## Provided records:
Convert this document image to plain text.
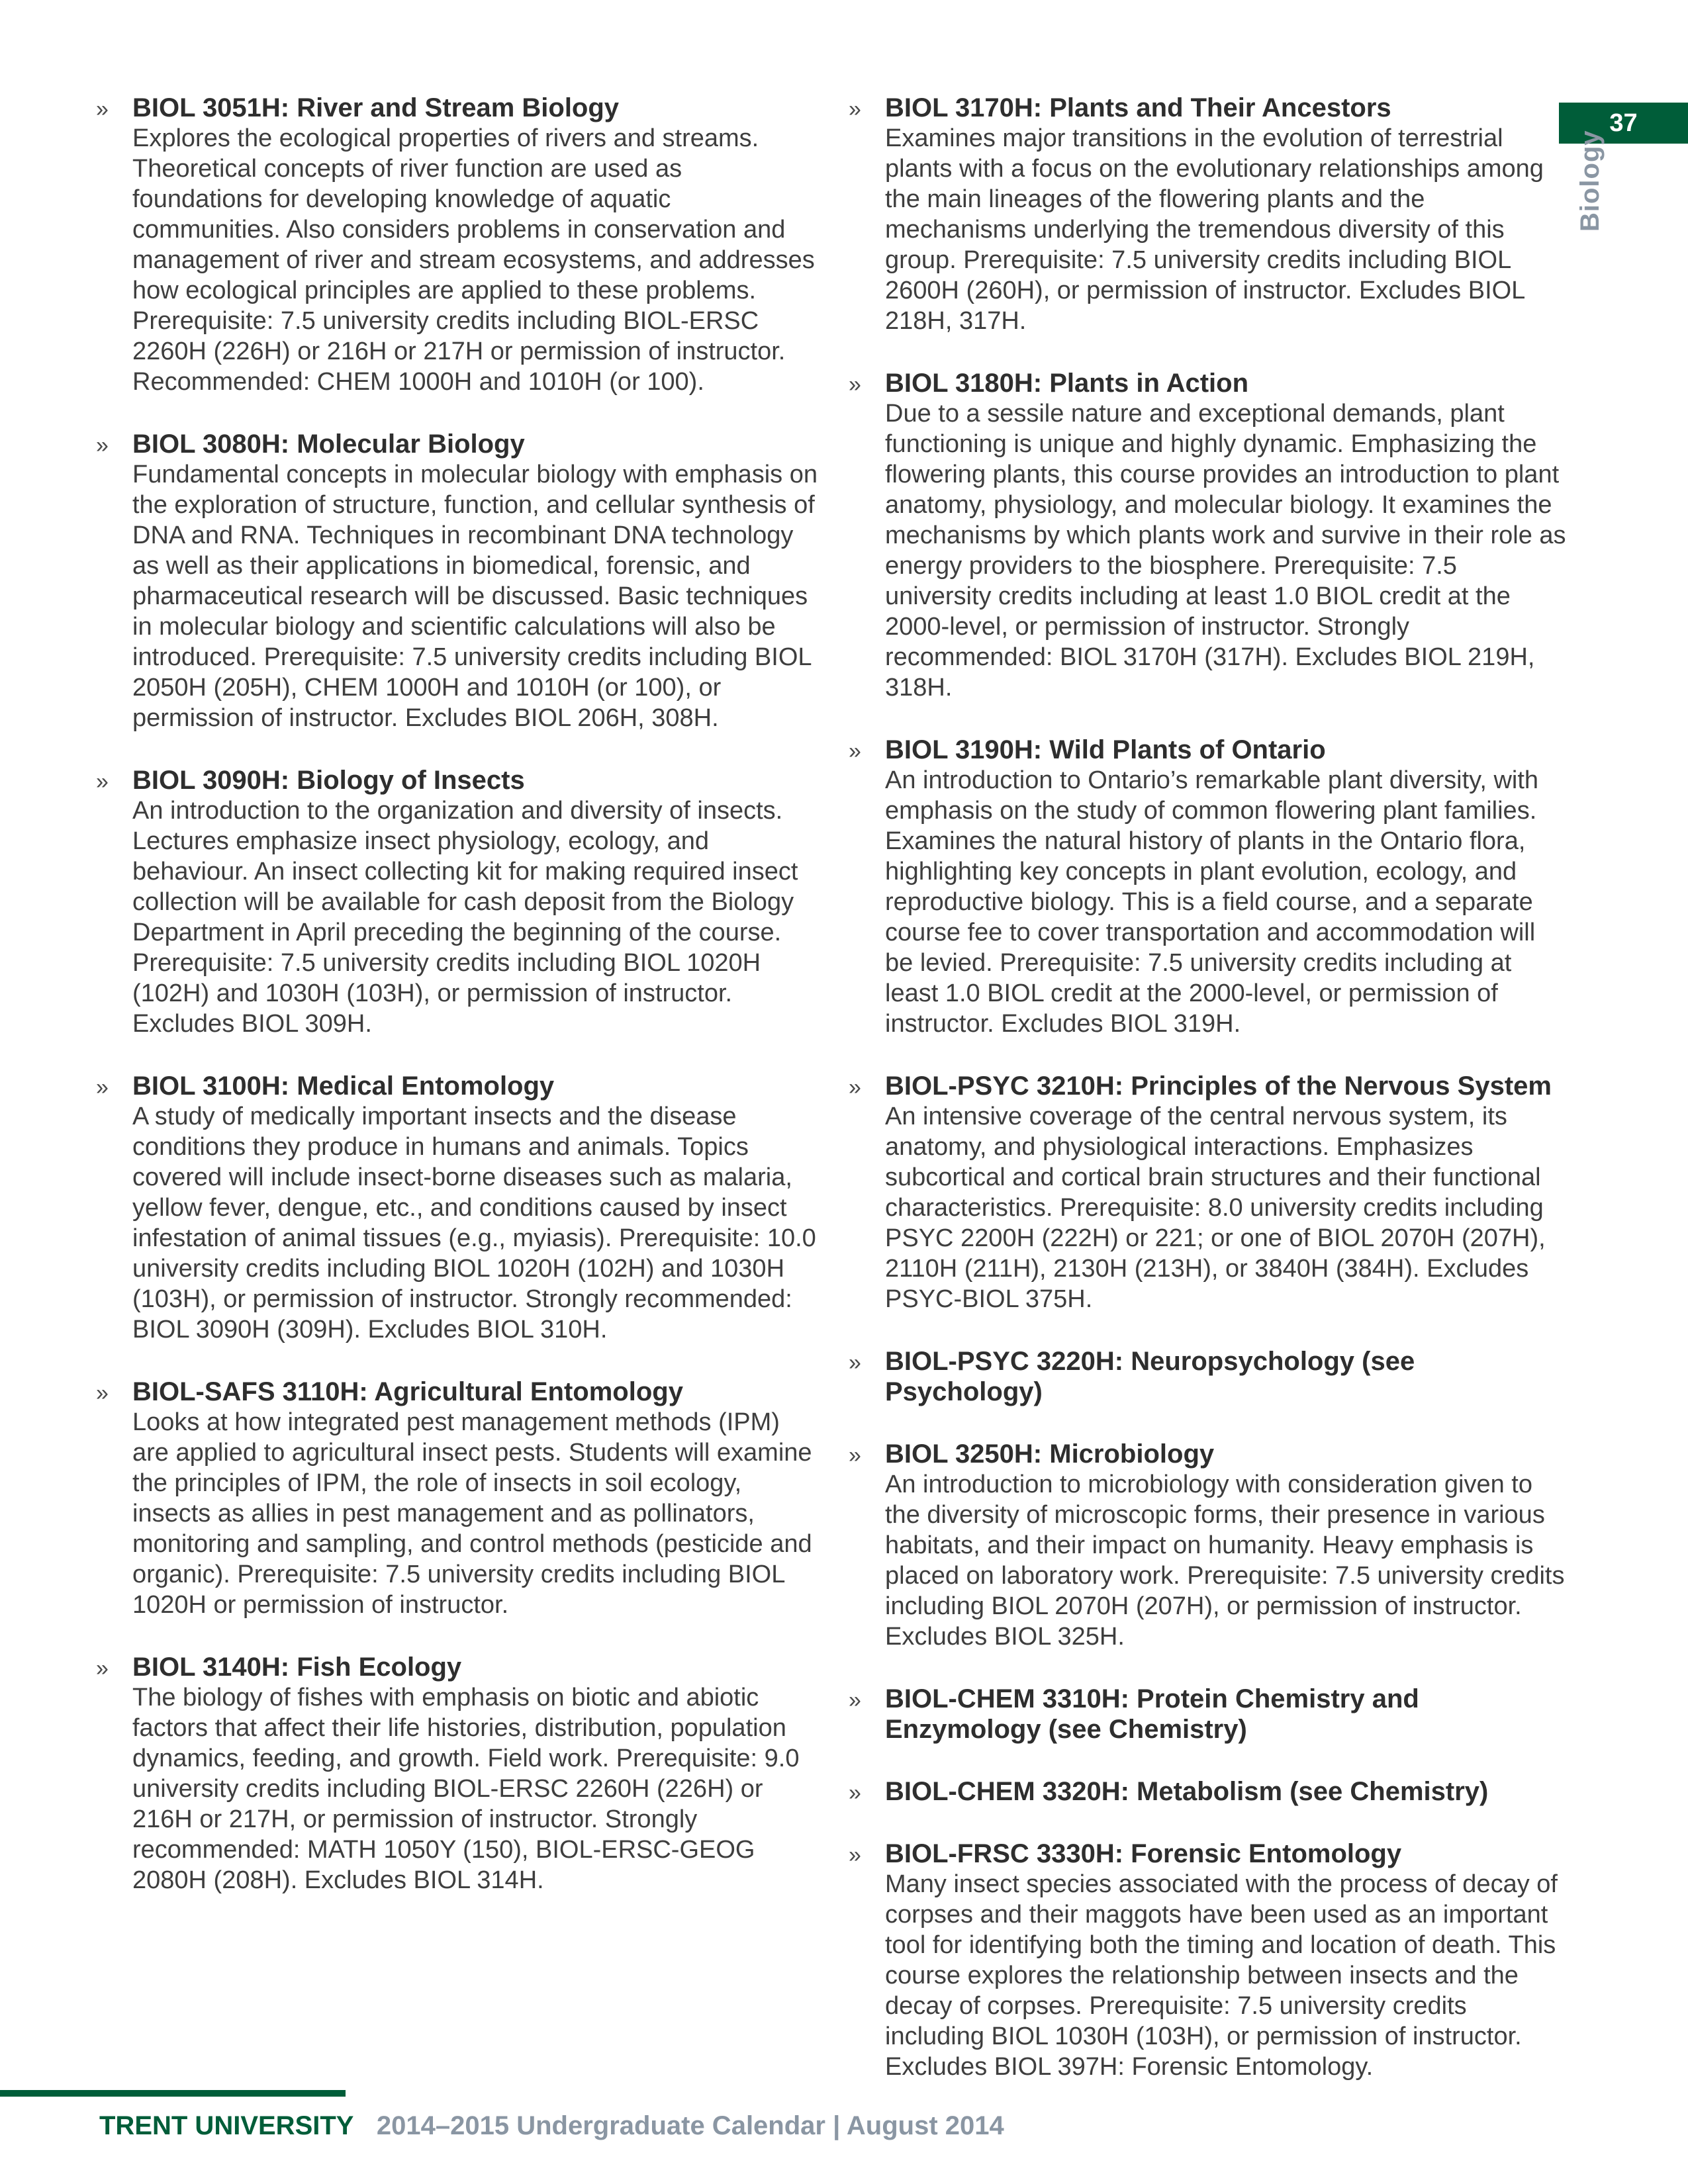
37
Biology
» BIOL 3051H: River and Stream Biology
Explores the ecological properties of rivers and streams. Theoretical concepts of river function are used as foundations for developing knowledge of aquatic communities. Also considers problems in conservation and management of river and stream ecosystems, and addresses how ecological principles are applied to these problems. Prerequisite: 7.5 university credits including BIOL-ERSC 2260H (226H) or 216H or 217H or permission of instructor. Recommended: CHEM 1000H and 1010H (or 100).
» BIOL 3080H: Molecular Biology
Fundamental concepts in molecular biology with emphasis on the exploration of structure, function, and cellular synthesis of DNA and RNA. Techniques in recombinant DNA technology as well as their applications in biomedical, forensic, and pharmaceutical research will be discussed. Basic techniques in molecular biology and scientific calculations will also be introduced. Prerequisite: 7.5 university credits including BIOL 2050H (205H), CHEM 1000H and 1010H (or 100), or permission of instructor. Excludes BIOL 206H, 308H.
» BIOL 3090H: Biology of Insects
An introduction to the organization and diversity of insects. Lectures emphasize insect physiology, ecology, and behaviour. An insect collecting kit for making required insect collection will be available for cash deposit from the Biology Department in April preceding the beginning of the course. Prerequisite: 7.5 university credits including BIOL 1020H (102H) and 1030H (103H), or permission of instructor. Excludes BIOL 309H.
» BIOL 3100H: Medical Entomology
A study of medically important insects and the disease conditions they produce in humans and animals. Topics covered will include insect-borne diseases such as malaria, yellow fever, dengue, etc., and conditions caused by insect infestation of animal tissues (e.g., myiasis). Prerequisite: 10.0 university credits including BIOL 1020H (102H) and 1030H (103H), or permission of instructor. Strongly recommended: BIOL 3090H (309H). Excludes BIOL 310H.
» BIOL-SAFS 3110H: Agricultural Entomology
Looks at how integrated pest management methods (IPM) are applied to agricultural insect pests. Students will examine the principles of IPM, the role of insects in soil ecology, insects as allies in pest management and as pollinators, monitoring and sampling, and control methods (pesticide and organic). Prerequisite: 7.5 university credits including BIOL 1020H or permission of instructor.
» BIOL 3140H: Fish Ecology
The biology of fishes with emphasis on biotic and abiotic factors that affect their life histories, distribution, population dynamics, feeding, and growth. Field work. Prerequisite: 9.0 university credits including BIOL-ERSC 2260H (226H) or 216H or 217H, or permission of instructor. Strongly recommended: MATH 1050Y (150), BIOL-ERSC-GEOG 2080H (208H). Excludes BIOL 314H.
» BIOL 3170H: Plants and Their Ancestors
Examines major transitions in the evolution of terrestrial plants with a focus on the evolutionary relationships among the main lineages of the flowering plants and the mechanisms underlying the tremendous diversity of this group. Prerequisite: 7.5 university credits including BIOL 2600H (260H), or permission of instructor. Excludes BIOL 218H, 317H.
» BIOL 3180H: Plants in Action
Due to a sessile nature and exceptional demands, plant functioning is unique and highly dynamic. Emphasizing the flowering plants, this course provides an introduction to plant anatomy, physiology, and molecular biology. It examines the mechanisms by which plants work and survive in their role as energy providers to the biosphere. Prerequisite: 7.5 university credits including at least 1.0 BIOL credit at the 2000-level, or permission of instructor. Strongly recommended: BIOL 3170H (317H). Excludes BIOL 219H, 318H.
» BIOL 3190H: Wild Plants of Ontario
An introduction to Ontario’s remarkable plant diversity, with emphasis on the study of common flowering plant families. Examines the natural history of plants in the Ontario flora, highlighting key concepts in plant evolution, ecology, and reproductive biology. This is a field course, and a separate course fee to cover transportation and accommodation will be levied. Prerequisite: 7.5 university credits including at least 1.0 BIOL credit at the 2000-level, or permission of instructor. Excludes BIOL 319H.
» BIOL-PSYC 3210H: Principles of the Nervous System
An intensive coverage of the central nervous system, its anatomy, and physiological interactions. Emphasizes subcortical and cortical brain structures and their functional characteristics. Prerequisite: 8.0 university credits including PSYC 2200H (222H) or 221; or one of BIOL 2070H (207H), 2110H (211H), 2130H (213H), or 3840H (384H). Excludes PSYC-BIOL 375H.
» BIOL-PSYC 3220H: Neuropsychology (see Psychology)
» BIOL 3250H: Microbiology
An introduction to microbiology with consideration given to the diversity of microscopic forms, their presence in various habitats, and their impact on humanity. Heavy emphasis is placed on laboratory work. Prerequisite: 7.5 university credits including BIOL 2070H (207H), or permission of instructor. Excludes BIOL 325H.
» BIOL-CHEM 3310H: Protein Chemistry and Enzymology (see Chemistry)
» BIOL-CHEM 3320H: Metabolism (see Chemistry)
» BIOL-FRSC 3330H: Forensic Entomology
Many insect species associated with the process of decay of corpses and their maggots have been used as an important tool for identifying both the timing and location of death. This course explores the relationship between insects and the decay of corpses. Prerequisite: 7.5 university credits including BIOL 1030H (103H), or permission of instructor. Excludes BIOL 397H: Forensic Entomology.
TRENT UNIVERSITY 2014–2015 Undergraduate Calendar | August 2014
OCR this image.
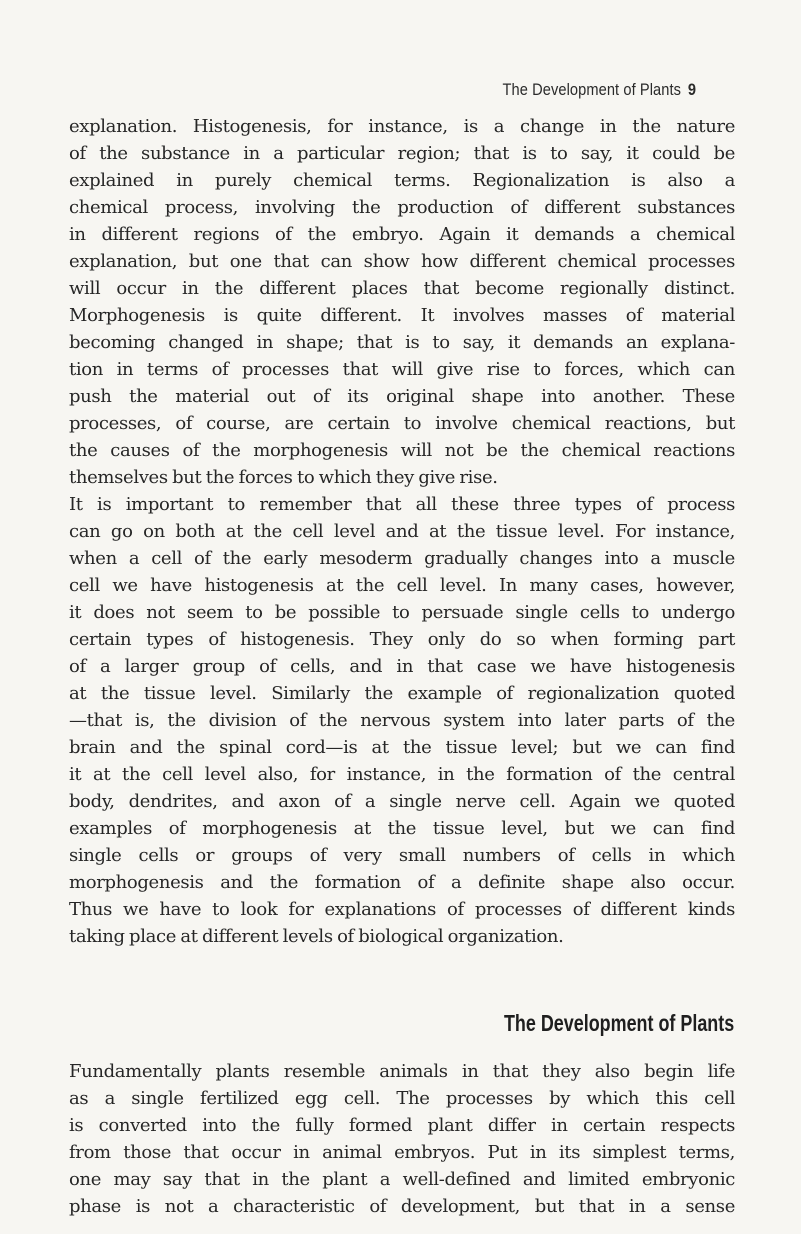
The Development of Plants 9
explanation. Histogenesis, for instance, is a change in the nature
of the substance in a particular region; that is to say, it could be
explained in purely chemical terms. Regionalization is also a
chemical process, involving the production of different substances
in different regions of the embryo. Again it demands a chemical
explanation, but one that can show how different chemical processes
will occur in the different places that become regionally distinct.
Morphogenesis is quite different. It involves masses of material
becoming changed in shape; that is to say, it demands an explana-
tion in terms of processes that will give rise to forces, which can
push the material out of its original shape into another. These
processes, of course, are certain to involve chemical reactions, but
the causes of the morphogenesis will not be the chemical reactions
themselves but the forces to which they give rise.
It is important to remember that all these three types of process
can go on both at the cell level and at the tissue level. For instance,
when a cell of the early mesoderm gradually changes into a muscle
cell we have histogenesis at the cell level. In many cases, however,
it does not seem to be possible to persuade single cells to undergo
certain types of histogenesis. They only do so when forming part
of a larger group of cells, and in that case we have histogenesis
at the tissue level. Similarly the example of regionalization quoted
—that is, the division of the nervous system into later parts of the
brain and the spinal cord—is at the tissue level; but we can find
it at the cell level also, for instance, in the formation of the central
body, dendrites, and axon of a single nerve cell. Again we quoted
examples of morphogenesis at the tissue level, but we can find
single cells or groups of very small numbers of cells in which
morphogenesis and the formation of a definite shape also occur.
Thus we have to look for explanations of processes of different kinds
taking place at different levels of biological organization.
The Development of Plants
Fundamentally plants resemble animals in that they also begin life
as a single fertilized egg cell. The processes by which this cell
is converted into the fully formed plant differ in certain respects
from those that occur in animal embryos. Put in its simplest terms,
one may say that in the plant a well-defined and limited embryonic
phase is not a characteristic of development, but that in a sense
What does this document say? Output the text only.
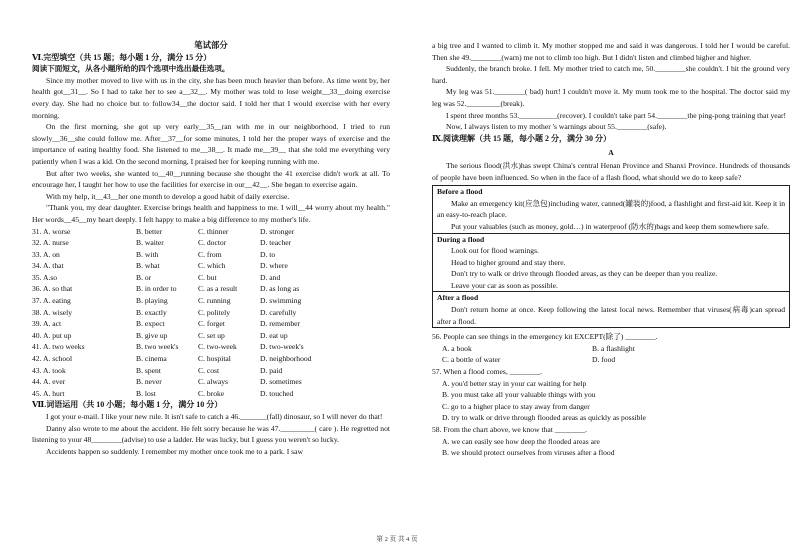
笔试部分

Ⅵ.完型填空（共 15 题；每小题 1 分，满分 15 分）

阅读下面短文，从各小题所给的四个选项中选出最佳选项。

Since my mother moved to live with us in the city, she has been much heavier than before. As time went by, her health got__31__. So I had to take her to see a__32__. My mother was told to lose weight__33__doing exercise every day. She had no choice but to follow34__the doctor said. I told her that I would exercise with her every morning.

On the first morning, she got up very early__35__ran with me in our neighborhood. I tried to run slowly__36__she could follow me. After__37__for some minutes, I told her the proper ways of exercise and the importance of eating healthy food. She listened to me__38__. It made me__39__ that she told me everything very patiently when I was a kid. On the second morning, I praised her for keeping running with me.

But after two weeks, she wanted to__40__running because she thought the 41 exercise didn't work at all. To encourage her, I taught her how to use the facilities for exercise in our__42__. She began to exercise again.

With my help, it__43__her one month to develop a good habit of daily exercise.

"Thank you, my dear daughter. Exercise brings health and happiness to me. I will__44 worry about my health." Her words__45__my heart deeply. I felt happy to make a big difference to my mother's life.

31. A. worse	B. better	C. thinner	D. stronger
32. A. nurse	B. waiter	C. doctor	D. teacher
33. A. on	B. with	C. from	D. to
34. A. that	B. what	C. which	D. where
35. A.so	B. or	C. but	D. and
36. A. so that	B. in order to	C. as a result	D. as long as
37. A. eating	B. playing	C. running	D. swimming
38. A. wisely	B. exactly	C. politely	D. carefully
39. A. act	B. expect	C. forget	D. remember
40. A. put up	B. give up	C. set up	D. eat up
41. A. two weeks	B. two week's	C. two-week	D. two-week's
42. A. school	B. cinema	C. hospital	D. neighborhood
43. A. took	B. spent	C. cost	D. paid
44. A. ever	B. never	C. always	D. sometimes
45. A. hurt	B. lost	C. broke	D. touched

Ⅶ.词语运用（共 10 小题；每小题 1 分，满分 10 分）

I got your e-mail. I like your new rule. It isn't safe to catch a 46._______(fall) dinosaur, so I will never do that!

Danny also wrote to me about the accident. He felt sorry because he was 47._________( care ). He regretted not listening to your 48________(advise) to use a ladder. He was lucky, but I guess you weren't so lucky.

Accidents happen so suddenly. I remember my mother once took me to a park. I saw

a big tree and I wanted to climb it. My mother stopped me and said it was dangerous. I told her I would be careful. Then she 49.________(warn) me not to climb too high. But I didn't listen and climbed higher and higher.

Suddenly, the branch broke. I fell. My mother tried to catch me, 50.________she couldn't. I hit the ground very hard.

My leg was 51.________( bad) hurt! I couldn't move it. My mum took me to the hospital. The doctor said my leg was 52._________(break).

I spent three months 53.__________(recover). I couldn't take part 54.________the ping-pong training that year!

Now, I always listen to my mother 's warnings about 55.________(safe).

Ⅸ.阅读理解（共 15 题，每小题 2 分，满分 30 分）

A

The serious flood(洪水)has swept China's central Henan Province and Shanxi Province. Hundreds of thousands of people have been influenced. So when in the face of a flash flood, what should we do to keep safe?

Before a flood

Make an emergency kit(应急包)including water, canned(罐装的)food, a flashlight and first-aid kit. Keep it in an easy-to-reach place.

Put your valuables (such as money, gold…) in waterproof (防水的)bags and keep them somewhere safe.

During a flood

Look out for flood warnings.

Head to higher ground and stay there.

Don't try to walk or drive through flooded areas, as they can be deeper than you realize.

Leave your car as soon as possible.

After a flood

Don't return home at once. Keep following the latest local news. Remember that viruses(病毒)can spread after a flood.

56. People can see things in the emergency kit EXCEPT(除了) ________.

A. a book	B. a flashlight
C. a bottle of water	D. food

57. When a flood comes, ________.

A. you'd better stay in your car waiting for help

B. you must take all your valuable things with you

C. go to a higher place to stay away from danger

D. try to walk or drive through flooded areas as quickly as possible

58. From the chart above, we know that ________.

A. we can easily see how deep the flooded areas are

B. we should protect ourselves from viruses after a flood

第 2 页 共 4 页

## Task to complete:
Return each line of the listing that holds the word "hurt".

## Reply:
45. A. hurt	B. lost	C. broke	D. touched
My leg was 51.________( bad) hurt! I couldn't move it. My mum took me to the hospital. The doctor said my leg was 52._________(break).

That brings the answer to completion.